• **TASK GOAL**
Your copy of the material below should match it exactly, except that it holds no pictures.

--- start of EXERCISE INPUT ---

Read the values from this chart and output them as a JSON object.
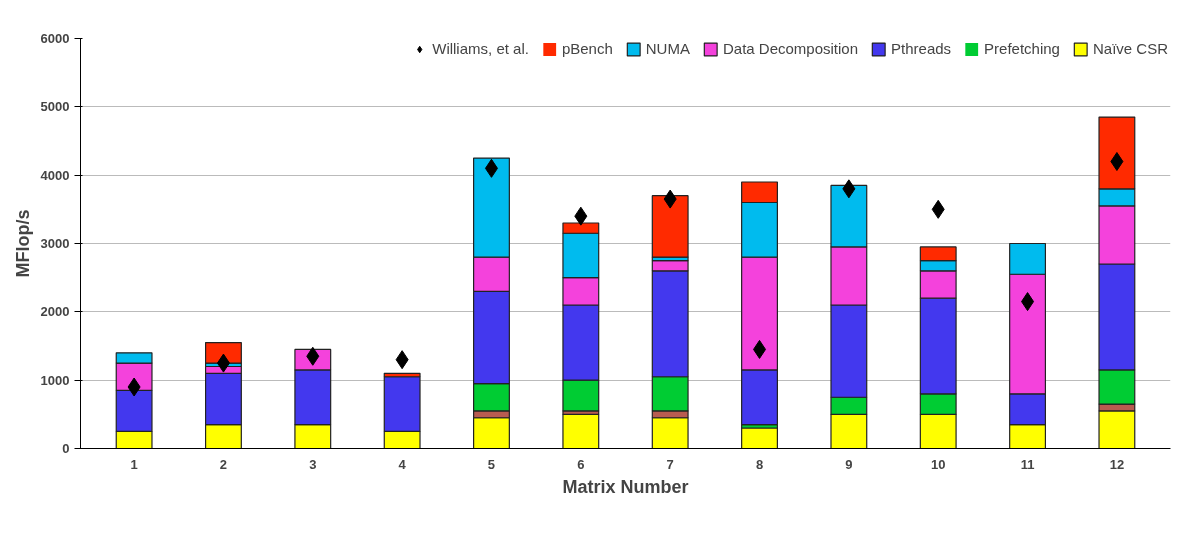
{
  "chart_data": {
    "type": "bar",
    "stacked": true,
    "xlabel": "Matrix Number",
    "ylabel": "MFlop/s",
    "categories": [
      "1",
      "2",
      "3",
      "4",
      "5",
      "6",
      "7",
      "8",
      "9",
      "10",
      "11",
      "12"
    ],
    "ylim": [
      0,
      6000
    ],
    "yticks": [
      0,
      1000,
      2000,
      3000,
      4000,
      5000,
      6000
    ],
    "grid": "y",
    "legend": "top",
    "series": [
      {
        "name": "Naïve CSR",
        "color": "#ffff00",
        "values": [
          250,
          350,
          350,
          250,
          450,
          500,
          450,
          300,
          500,
          500,
          350,
          550
        ]
      },
      {
        "color": "#b85c50",
        "values": [
          0,
          0,
          0,
          0,
          100,
          50,
          100,
          0,
          0,
          0,
          0,
          100
        ]
      },
      {
        "name": "Prefetching",
        "color": "#00cc33",
        "values": [
          0,
          0,
          0,
          0,
          400,
          450,
          500,
          50,
          250,
          300,
          0,
          500
        ]
      },
      {
        "name": "Pthreads",
        "color": "#4338ee",
        "values": [
          600,
          750,
          800,
          800,
          1350,
          1100,
          1550,
          800,
          1350,
          1400,
          450,
          1550
        ]
      },
      {
        "name": "Data Decomposition",
        "color": "#f442dc",
        "values": [
          400,
          100,
          300,
          0,
          500,
          400,
          150,
          1650,
          850,
          400,
          1750,
          850
        ]
      },
      {
        "name": "NUMA",
        "color": "#00bbee",
        "values": [
          150,
          50,
          0,
          0,
          1450,
          650,
          50,
          800,
          900,
          150,
          450,
          250
        ]
      },
      {
        "name": "pBench",
        "color": "#ff2a00",
        "values": [
          0,
          300,
          0,
          50,
          0,
          150,
          900,
          300,
          0,
          200,
          0,
          1050
        ]
      },
      {
        "name": "Williams, et al.",
        "type": "scatter",
        "marker": "diamond",
        "color": "#000000",
        "values": [
          900,
          1250,
          1350,
          1300,
          4100,
          3400,
          3650,
          1450,
          3800,
          3500,
          2150,
          4200
        ]
      }
    ]
  }
}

--- end of EXERCISE INPUT ---

• **SOLUTION**
Read the values from this chart and output them as a JSON object.
{
  "chart_data": {
    "type": "bar",
    "stacked": true,
    "xlabel": "Matrix Number",
    "ylabel": "MFlop/s",
    "categories": [
      "1",
      "2",
      "3",
      "4",
      "5",
      "6",
      "7",
      "8",
      "9",
      "10",
      "11",
      "12"
    ],
    "ylim": [
      0,
      6000
    ],
    "yticks": [
      0,
      1000,
      2000,
      3000,
      4000,
      5000,
      6000
    ],
    "grid": "y",
    "legend": "top",
    "series": [
      {
        "name": "Naïve CSR",
        "color": "#ffff00",
        "values": [
          250,
          350,
          350,
          250,
          450,
          500,
          450,
          300,
          500,
          500,
          350,
          550
        ]
      },
      {
        "color": "#b85c50",
        "values": [
          0,
          0,
          0,
          0,
          100,
          50,
          100,
          0,
          0,
          0,
          0,
          100
        ]
      },
      {
        "name": "Prefetching",
        "color": "#00cc33",
        "values": [
          0,
          0,
          0,
          0,
          400,
          450,
          500,
          50,
          250,
          300,
          0,
          500
        ]
      },
      {
        "name": "Pthreads",
        "color": "#4338ee",
        "values": [
          600,
          750,
          800,
          800,
          1350,
          1100,
          1550,
          800,
          1350,
          1400,
          450,
          1550
        ]
      },
      {
        "name": "Data Decomposition",
        "color": "#f442dc",
        "values": [
          400,
          100,
          300,
          0,
          500,
          400,
          150,
          1650,
          850,
          400,
          1750,
          850
        ]
      },
      {
        "name": "NUMA",
        "color": "#00bbee",
        "values": [
          150,
          50,
          0,
          0,
          1450,
          650,
          50,
          800,
          900,
          150,
          450,
          250
        ]
      },
      {
        "name": "pBench",
        "color": "#ff2a00",
        "values": [
          0,
          300,
          0,
          50,
          0,
          150,
          900,
          300,
          0,
          200,
          0,
          1050
        ]
      },
      {
        "name": "Williams, et al.",
        "type": "scatter",
        "marker": "diamond",
        "color": "#000000",
        "values": [
          900,
          1250,
          1350,
          1300,
          4100,
          3400,
          3650,
          1450,
          3800,
          3500,
          2150,
          4200
        ]
      }
    ]
  }
}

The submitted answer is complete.